WHAT IS NEEDED ->
Make an exact copy of all the entries below, with the pictures left out.

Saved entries
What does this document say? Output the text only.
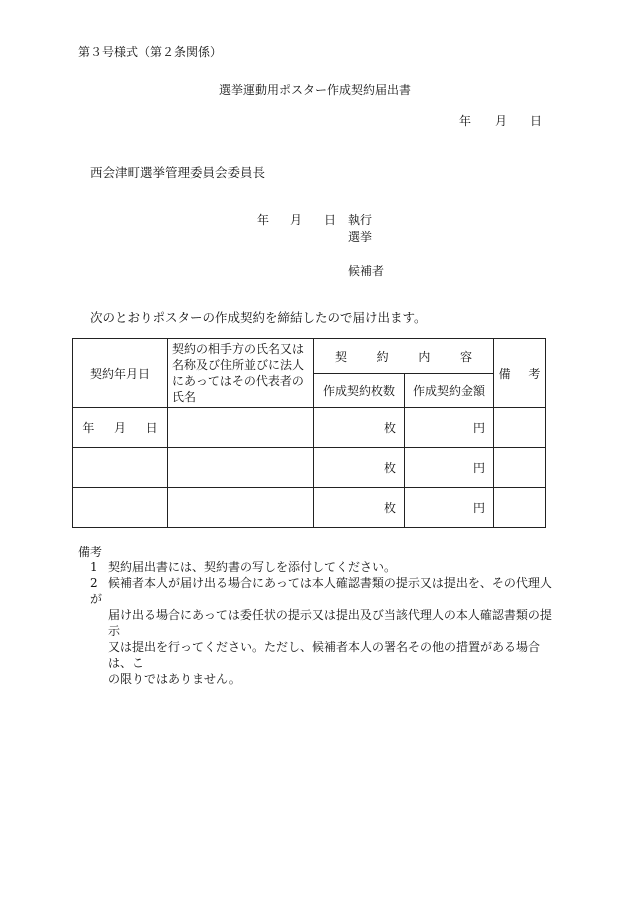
第３号様式（第２条関係）
選挙運動用ポスター作成契約届出書
年 月 日
西会津町選挙管理委員会委員長
年 月 日 執行
選挙
候補者
次のとおりポスターの作成契約を締結したので届け出ます。
契約年月日	契約の相手方の氏名又は名称及び住所並びに法人にあってはその代表者の氏名	契 約 内 容		備 考
		作成契約枚数	作成契約金額	
年 月 日		枚	円	
		枚	円	
		枚	円	
備考
1 契約届出書には、契約書の写しを添付してください。
2 候補者本人が届け出る場合にあっては本人確認書類の提示又は提出を、その代理人が
届け出る場合にあっては委任状の提示又は提出及び当該代理人の本人確認書類の提示
又は提出を行ってください。ただし、候補者本人の署名その他の措置がある場合は、こ
の限りではありません。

CORRECT ANSWER ->
What does this document say? Output the text only.
第３号様式（第２条関係）
選挙運動用ポスター作成契約届出書
年 月 日
西会津町選挙管理委員会委員長
年 月 日 執行
選挙
候補者
次のとおりポスターの作成契約を締結したので届け出ます。
契約年月日	契約の相手方の氏名又は名称及び住所並びに法人にあってはその代表者の氏名	契 約 内 容		備 考
		作成契約枚数	作成契約金額	
年 月 日		枚	円	
		枚	円	
		枚	円	
備考
1 契約届出書には、契約書の写しを添付してください。
2 候補者本人が届け出る場合にあっては本人確認書類の提示又は提出を、その代理人が
届け出る場合にあっては委任状の提示又は提出及び当該代理人の本人確認書類の提示
又は提出を行ってください。ただし、候補者本人の署名その他の措置がある場合は、こ
の限りではありません。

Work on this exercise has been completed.